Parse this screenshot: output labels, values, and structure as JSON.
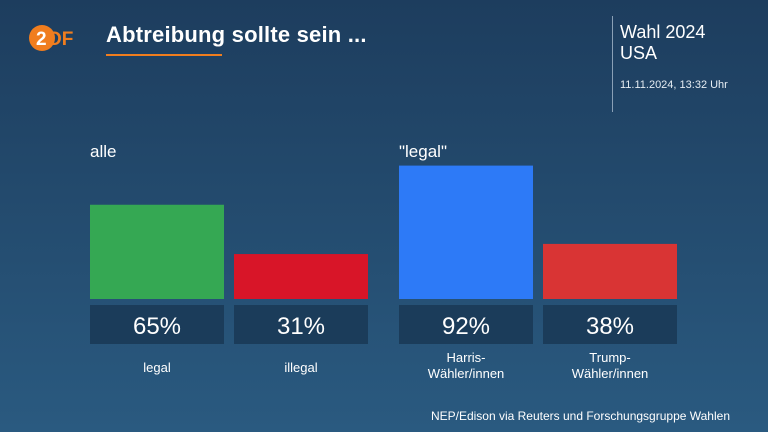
{
  "header": {
    "logo_text": "ZDF",
    "title": "Abtreibung sollte sein ...",
    "event_line1": "Wahl 2024",
    "event_line2": "USA",
    "timestamp": "11.11.2024, 13:32 Uhr"
  },
  "colors": {
    "accent": "#f07d1e",
    "legal": "#35a853",
    "illegal": "#d81528",
    "harris": "#2d7af7",
    "trump": "#d93434",
    "value_box": "#1b3c5a"
  },
  "chart_data": {
    "type": "bar",
    "unit": "%",
    "ylim": [
      0,
      100
    ],
    "groups": [
      {
        "label": "alle",
        "bars": [
          {
            "category": "legal",
            "value": 65,
            "value_label": "65%",
            "color": "#35a853"
          },
          {
            "category": "illegal",
            "value": 31,
            "value_label": "31%",
            "color": "#d81528"
          }
        ]
      },
      {
        "label": "\"legal\"",
        "bars": [
          {
            "category": "Harris-\nWähler/innen",
            "value": 92,
            "value_label": "92%",
            "color": "#2d7af7"
          },
          {
            "category": "Trump-\nWähler/innen",
            "value": 38,
            "value_label": "38%",
            "color": "#d93434"
          }
        ]
      }
    ]
  },
  "source": "NEP/Edison via Reuters und Forschungsgruppe Wahlen"
}
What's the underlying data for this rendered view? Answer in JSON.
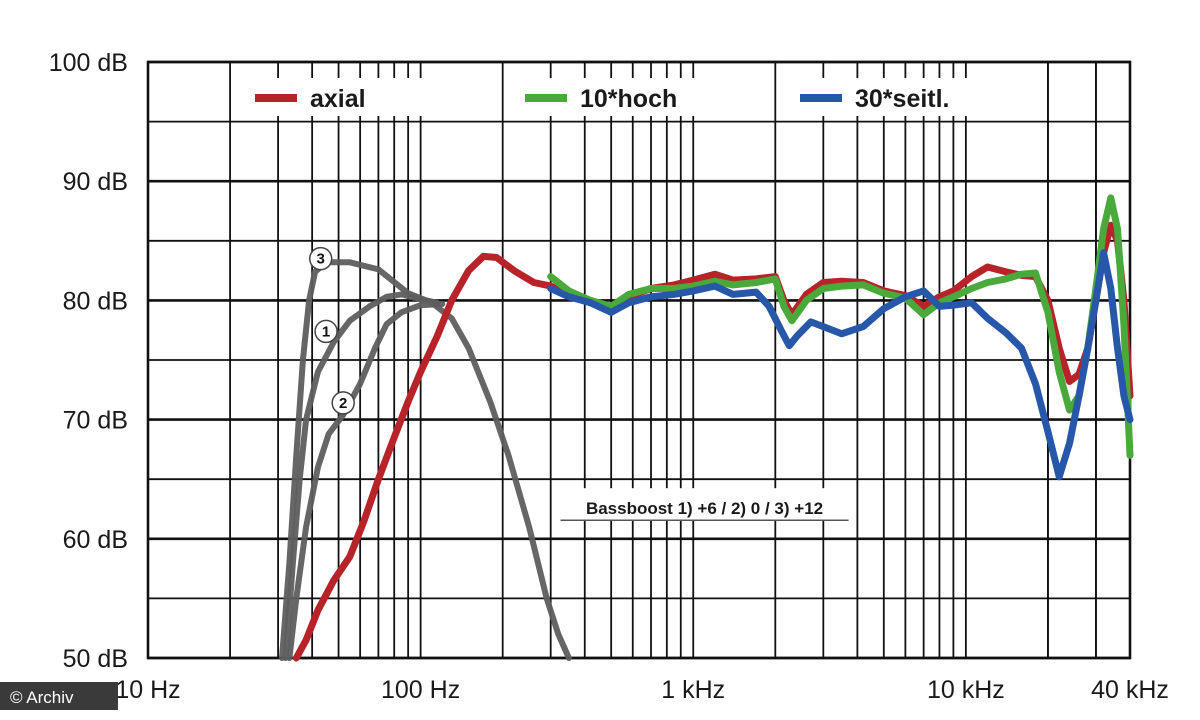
{
  "chart_data": {
    "type": "line",
    "title": "",
    "xlabel": "",
    "ylabel": "",
    "x_scale": "log",
    "xlim": [
      10,
      40000
    ],
    "ylim": [
      50,
      100
    ],
    "grid": true,
    "legend_position": "top",
    "x_ticks": [
      {
        "value": 10,
        "label": "10 Hz"
      },
      {
        "value": 100,
        "label": "100 Hz"
      },
      {
        "value": 1000,
        "label": "1 kHz"
      },
      {
        "value": 10000,
        "label": "10 kHz"
      },
      {
        "value": 40000,
        "label": "40 kHz"
      }
    ],
    "y_ticks": [
      {
        "value": 100,
        "label": "100 dB"
      },
      {
        "value": 90,
        "label": "90 dB"
      },
      {
        "value": 80,
        "label": "80 dB"
      },
      {
        "value": 70,
        "label": "70 dB"
      },
      {
        "value": 60,
        "label": "60 dB"
      },
      {
        "value": 50,
        "label": "50 dB"
      }
    ],
    "series": [
      {
        "name": "axial",
        "color": "#b8232a",
        "in_legend": true,
        "points": [
          [
            35,
            50
          ],
          [
            38,
            51.5
          ],
          [
            42,
            54
          ],
          [
            48,
            56.5
          ],
          [
            55,
            58.5
          ],
          [
            62,
            61.5
          ],
          [
            70,
            65
          ],
          [
            80,
            68.5
          ],
          [
            90,
            71.5
          ],
          [
            100,
            74
          ],
          [
            115,
            77
          ],
          [
            130,
            80
          ],
          [
            150,
            82.5
          ],
          [
            170,
            83.7
          ],
          [
            190,
            83.6
          ],
          [
            220,
            82.5
          ],
          [
            260,
            81.5
          ],
          [
            300,
            81.2
          ],
          [
            350,
            80.5
          ],
          [
            420,
            79.8
          ],
          [
            500,
            79.3
          ],
          [
            580,
            80.3
          ],
          [
            700,
            81
          ],
          [
            850,
            81.3
          ],
          [
            1000,
            81.7
          ],
          [
            1200,
            82.2
          ],
          [
            1400,
            81.7
          ],
          [
            1700,
            81.8
          ],
          [
            2000,
            82
          ],
          [
            2150,
            80
          ],
          [
            2300,
            78.8
          ],
          [
            2600,
            80.5
          ],
          [
            3000,
            81.5
          ],
          [
            3500,
            81.6
          ],
          [
            4200,
            81.5
          ],
          [
            5000,
            80.8
          ],
          [
            6000,
            80.4
          ],
          [
            7000,
            79.5
          ],
          [
            8000,
            80.3
          ],
          [
            9000,
            80.8
          ],
          [
            10500,
            82
          ],
          [
            12000,
            82.8
          ],
          [
            14000,
            82.4
          ],
          [
            16000,
            82.1
          ],
          [
            18000,
            82
          ],
          [
            20000,
            80
          ],
          [
            22000,
            76
          ],
          [
            24000,
            73.2
          ],
          [
            26000,
            73.8
          ],
          [
            28000,
            76
          ],
          [
            30000,
            80
          ],
          [
            32000,
            84
          ],
          [
            34000,
            86.3
          ],
          [
            36000,
            85
          ],
          [
            38000,
            80
          ],
          [
            40000,
            72
          ]
        ]
      },
      {
        "name": "10*hoch",
        "color": "#4aa93b",
        "in_legend": true,
        "points": [
          [
            300,
            82
          ],
          [
            350,
            80.8
          ],
          [
            420,
            80
          ],
          [
            500,
            79.5
          ],
          [
            580,
            80.5
          ],
          [
            700,
            81
          ],
          [
            850,
            81
          ],
          [
            1000,
            81.2
          ],
          [
            1200,
            81.6
          ],
          [
            1400,
            81.3
          ],
          [
            1700,
            81.5
          ],
          [
            2000,
            81.8
          ],
          [
            2150,
            79.5
          ],
          [
            2300,
            78.3
          ],
          [
            2600,
            80
          ],
          [
            3000,
            81
          ],
          [
            3500,
            81.2
          ],
          [
            4200,
            81.3
          ],
          [
            5000,
            80.6
          ],
          [
            6000,
            80.2
          ],
          [
            7000,
            78.8
          ],
          [
            8000,
            79.8
          ],
          [
            9000,
            80.3
          ],
          [
            10500,
            81
          ],
          [
            12000,
            81.5
          ],
          [
            14000,
            81.8
          ],
          [
            16000,
            82.2
          ],
          [
            18000,
            82.3
          ],
          [
            20000,
            79
          ],
          [
            22000,
            74
          ],
          [
            24000,
            70.8
          ],
          [
            26000,
            72
          ],
          [
            28000,
            76
          ],
          [
            30000,
            81
          ],
          [
            32000,
            86
          ],
          [
            34000,
            88.6
          ],
          [
            36000,
            86
          ],
          [
            38000,
            78
          ],
          [
            40000,
            67
          ]
        ]
      },
      {
        "name": "30*seitl.",
        "color": "#2757a8",
        "in_legend": true,
        "points": [
          [
            300,
            81
          ],
          [
            350,
            80.3
          ],
          [
            420,
            79.8
          ],
          [
            500,
            79
          ],
          [
            580,
            79.8
          ],
          [
            700,
            80.3
          ],
          [
            850,
            80.5
          ],
          [
            1000,
            80.8
          ],
          [
            1200,
            81.2
          ],
          [
            1400,
            80.5
          ],
          [
            1700,
            80.7
          ],
          [
            1900,
            79.5
          ],
          [
            2100,
            77.5
          ],
          [
            2250,
            76.2
          ],
          [
            2400,
            77
          ],
          [
            2700,
            78.2
          ],
          [
            3000,
            77.8
          ],
          [
            3500,
            77.2
          ],
          [
            4200,
            77.8
          ],
          [
            5000,
            79.3
          ],
          [
            6000,
            80.3
          ],
          [
            7000,
            80.8
          ],
          [
            8000,
            79.5
          ],
          [
            9000,
            79.6
          ],
          [
            10500,
            79.8
          ],
          [
            12000,
            78.5
          ],
          [
            14000,
            77.3
          ],
          [
            16000,
            76
          ],
          [
            18000,
            73
          ],
          [
            20000,
            69
          ],
          [
            22000,
            65.2
          ],
          [
            24000,
            68
          ],
          [
            26000,
            72
          ],
          [
            28000,
            76
          ],
          [
            30000,
            80
          ],
          [
            32000,
            84
          ],
          [
            34000,
            81
          ],
          [
            36000,
            76
          ],
          [
            38000,
            72
          ],
          [
            40000,
            70
          ]
        ]
      },
      {
        "name": "",
        "color": "#5e5e5e",
        "curve_label": "1",
        "label_at": [
          45,
          77.4
        ],
        "in_legend": false,
        "points": [
          [
            32,
            50
          ],
          [
            34,
            58
          ],
          [
            36,
            65
          ],
          [
            38,
            70
          ],
          [
            42,
            74
          ],
          [
            48,
            76.5
          ],
          [
            55,
            78.3
          ],
          [
            65,
            79.5
          ],
          [
            75,
            80.3
          ],
          [
            85,
            80.5
          ],
          [
            100,
            80.1
          ],
          [
            115,
            79.8
          ]
        ]
      },
      {
        "name": "",
        "color": "#5e5e5e",
        "curve_label": "2",
        "label_at": [
          52,
          71.4
        ],
        "in_legend": false,
        "points": [
          [
            33,
            50
          ],
          [
            35,
            55
          ],
          [
            38,
            61
          ],
          [
            42,
            66
          ],
          [
            46,
            68.8
          ],
          [
            52,
            70.4
          ],
          [
            60,
            73
          ],
          [
            68,
            76
          ],
          [
            75,
            78
          ],
          [
            85,
            79
          ],
          [
            100,
            79.6
          ],
          [
            120,
            79.7
          ]
        ]
      },
      {
        "name": "",
        "color": "#5e5e5e",
        "curve_label": "3",
        "label_at": [
          43,
          83.5
        ],
        "in_legend": false,
        "points": [
          [
            31,
            50
          ],
          [
            33,
            58
          ],
          [
            35,
            67
          ],
          [
            37,
            75
          ],
          [
            39,
            80
          ],
          [
            41,
            82.4
          ],
          [
            45,
            83.2
          ],
          [
            55,
            83.2
          ],
          [
            70,
            82.6
          ],
          [
            90,
            80.6
          ],
          [
            110,
            79.8
          ],
          [
            130,
            78.5
          ],
          [
            150,
            76
          ],
          [
            180,
            71.5
          ],
          [
            210,
            67
          ],
          [
            250,
            61
          ],
          [
            290,
            55
          ],
          [
            320,
            52
          ],
          [
            350,
            50
          ]
        ]
      }
    ],
    "annotation": "Bassboost 1) +6 / 2) 0 / 3) +12",
    "annotation_at": [
      1100,
      62.4
    ]
  },
  "watermark": "© Archiv"
}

> _Task requirements_
Identify every line above with the string "this" in it. Copy those lines.

> _The reply_
Parse this screenshot: output labels, values, and structure as JSON.
What's the underlying data for this rendered view? Answer in JSON.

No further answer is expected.